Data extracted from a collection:
■ ■ ■ ■

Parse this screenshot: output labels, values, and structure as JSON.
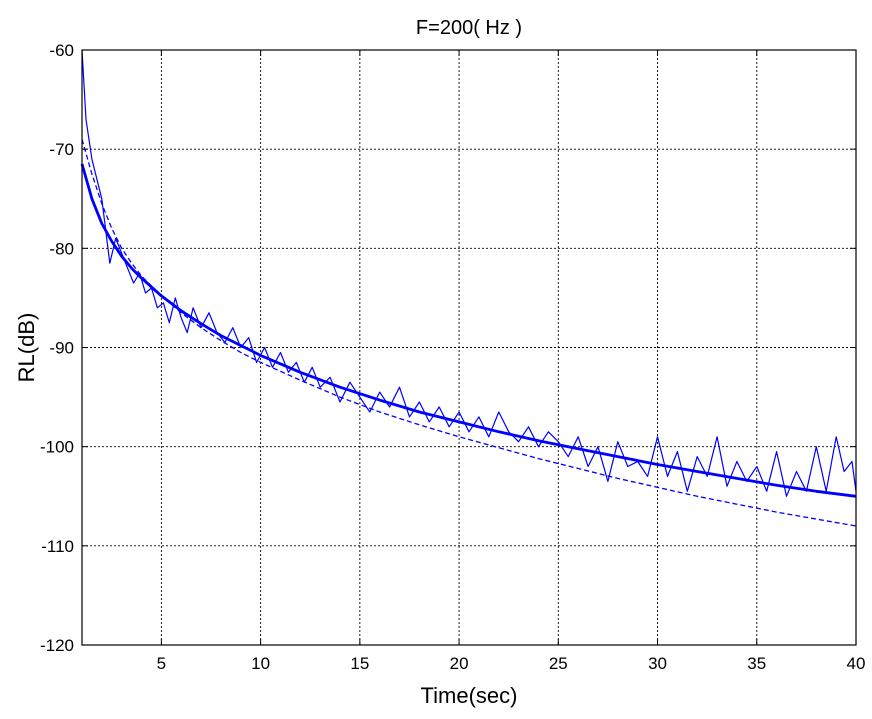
{
  "chart_data": {
    "type": "line",
    "title": "F=200( Hz )",
    "xlabel": "Time(sec)",
    "ylabel": "RL(dB)",
    "xlim": [
      1,
      40
    ],
    "ylim": [
      -120,
      -60
    ],
    "xticks": [
      5,
      10,
      15,
      20,
      25,
      30,
      35,
      40
    ],
    "yticks": [
      -120,
      -110,
      -100,
      -90,
      -80,
      -70,
      -60
    ],
    "grid": true,
    "grid_style": "dotted",
    "line_color": "#0000ff",
    "series": [
      {
        "style": "thin-solid-noisy",
        "x": [
          1.0,
          1.2,
          1.5,
          2.0,
          2.4,
          2.7,
          3.0,
          3.3,
          3.6,
          3.9,
          4.2,
          4.5,
          4.8,
          5.1,
          5.4,
          5.7,
          6.0,
          6.3,
          6.6,
          7.0,
          7.4,
          7.8,
          8.2,
          8.6,
          9.0,
          9.4,
          9.8,
          10.2,
          10.6,
          11.0,
          11.4,
          11.8,
          12.2,
          12.6,
          13.0,
          13.5,
          14.0,
          14.5,
          15.0,
          15.5,
          16.0,
          16.5,
          17.0,
          17.5,
          18.0,
          18.5,
          19.0,
          19.5,
          20.0,
          20.5,
          21.0,
          21.5,
          22.0,
          22.5,
          23.0,
          23.5,
          24.0,
          24.5,
          25.0,
          25.5,
          26.0,
          26.5,
          27.0,
          27.5,
          28.0,
          28.5,
          29.0,
          29.5,
          30.0,
          30.5,
          31.0,
          31.5,
          32.0,
          32.5,
          33.0,
          33.5,
          34.0,
          34.5,
          35.0,
          35.5,
          36.0,
          36.5,
          37.0,
          37.5,
          38.0,
          38.5,
          39.0,
          39.4,
          39.8,
          40.0
        ],
        "y": [
          -60.0,
          -67.0,
          -71.0,
          -75.0,
          -81.5,
          -79.0,
          -80.5,
          -82.0,
          -83.5,
          -82.5,
          -84.5,
          -84.0,
          -86.0,
          -85.5,
          -87.5,
          -85.0,
          -87.0,
          -88.5,
          -86.0,
          -88.0,
          -86.5,
          -88.5,
          -89.5,
          -88.0,
          -90.0,
          -89.0,
          -91.5,
          -90.0,
          -92.0,
          -90.5,
          -92.5,
          -91.5,
          -93.5,
          -92.0,
          -94.0,
          -93.0,
          -95.5,
          -93.5,
          -95.0,
          -96.5,
          -94.5,
          -96.0,
          -94.0,
          -97.0,
          -95.5,
          -97.5,
          -96.0,
          -98.0,
          -96.5,
          -98.5,
          -97.0,
          -99.0,
          -96.5,
          -98.5,
          -99.5,
          -98.0,
          -100.0,
          -98.5,
          -99.5,
          -101.0,
          -99.0,
          -102.0,
          -100.0,
          -103.5,
          -99.5,
          -102.0,
          -101.5,
          -103.0,
          -99.0,
          -103.0,
          -100.5,
          -104.5,
          -101.0,
          -103.0,
          -99.0,
          -104.0,
          -101.5,
          -103.5,
          -102.0,
          -104.5,
          -100.5,
          -105.0,
          -102.5,
          -104.5,
          -100.0,
          -104.5,
          -99.0,
          -102.5,
          -101.5,
          -104.5
        ]
      },
      {
        "style": "thick-solid",
        "x": [
          1.0,
          1.5,
          2.0,
          2.5,
          3.0,
          3.5,
          4.0,
          5.0,
          6.0,
          7.0,
          8.0,
          9.0,
          10.0,
          12.0,
          14.0,
          16.0,
          18.0,
          20.0,
          22.0,
          24.0,
          26.0,
          28.0,
          30.0,
          32.0,
          34.0,
          36.0,
          38.0,
          40.0
        ],
        "y": [
          -71.5,
          -75.0,
          -77.5,
          -79.3,
          -80.8,
          -82.0,
          -83.0,
          -84.8,
          -86.3,
          -87.6,
          -88.8,
          -89.8,
          -90.8,
          -92.5,
          -94.0,
          -95.3,
          -96.5,
          -97.5,
          -98.5,
          -99.4,
          -100.2,
          -101.0,
          -101.8,
          -102.5,
          -103.2,
          -103.9,
          -104.5,
          -105.0
        ]
      },
      {
        "style": "dashed",
        "x": [
          1.0,
          1.5,
          2.0,
          2.5,
          3.0,
          3.5,
          4.0,
          5.0,
          6.0,
          7.0,
          8.0,
          9.0,
          10.0,
          12.0,
          14.0,
          16.0,
          18.0,
          20.0,
          22.0,
          24.0,
          26.0,
          28.0,
          30.0,
          32.0,
          34.0,
          36.0,
          38.0,
          40.0
        ],
        "y": [
          -69.0,
          -72.5,
          -75.5,
          -78.0,
          -80.0,
          -81.5,
          -82.8,
          -84.8,
          -86.5,
          -88.0,
          -89.3,
          -90.5,
          -91.5,
          -93.3,
          -95.0,
          -96.5,
          -97.8,
          -99.0,
          -100.1,
          -101.2,
          -102.2,
          -103.2,
          -104.1,
          -105.0,
          -105.8,
          -106.6,
          -107.3,
          -108.0
        ]
      }
    ]
  }
}
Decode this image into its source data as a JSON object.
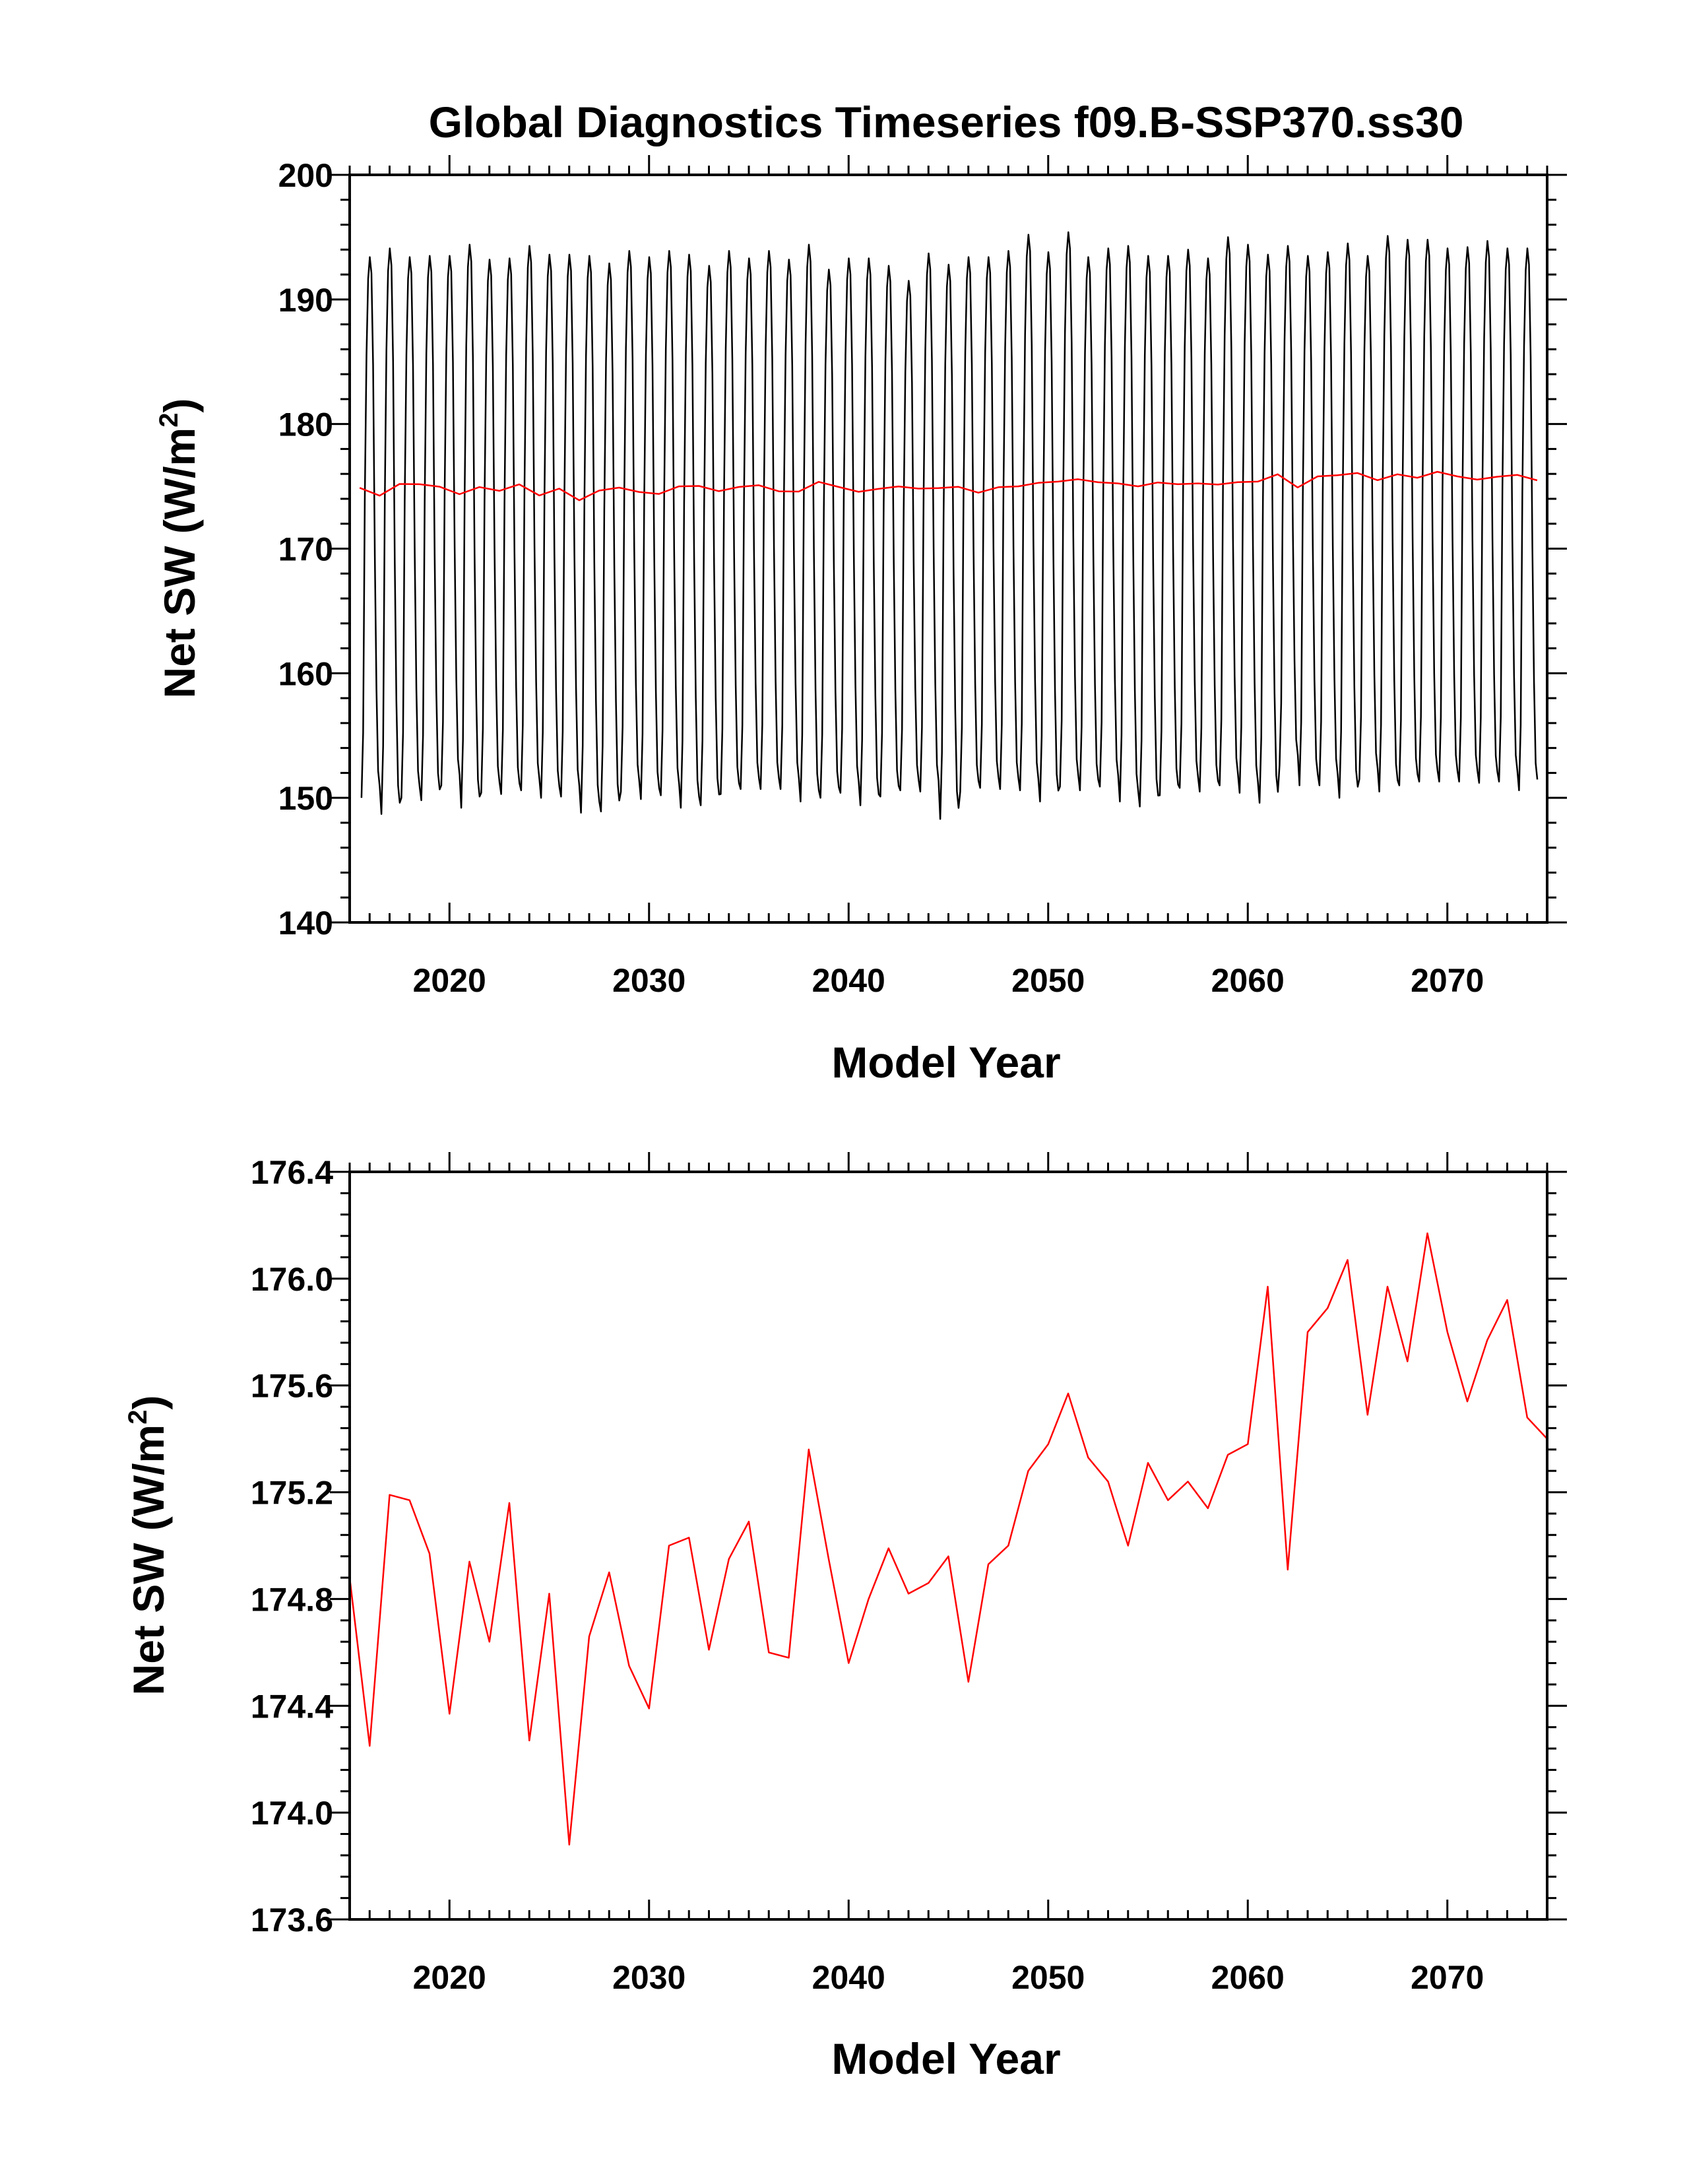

■ ■ ■ ■

Pick out the lines containing the string "solid" and show them.

§ Reply to the task:
        "style": "thin-solid-noisy",
        "style": "thick-solid",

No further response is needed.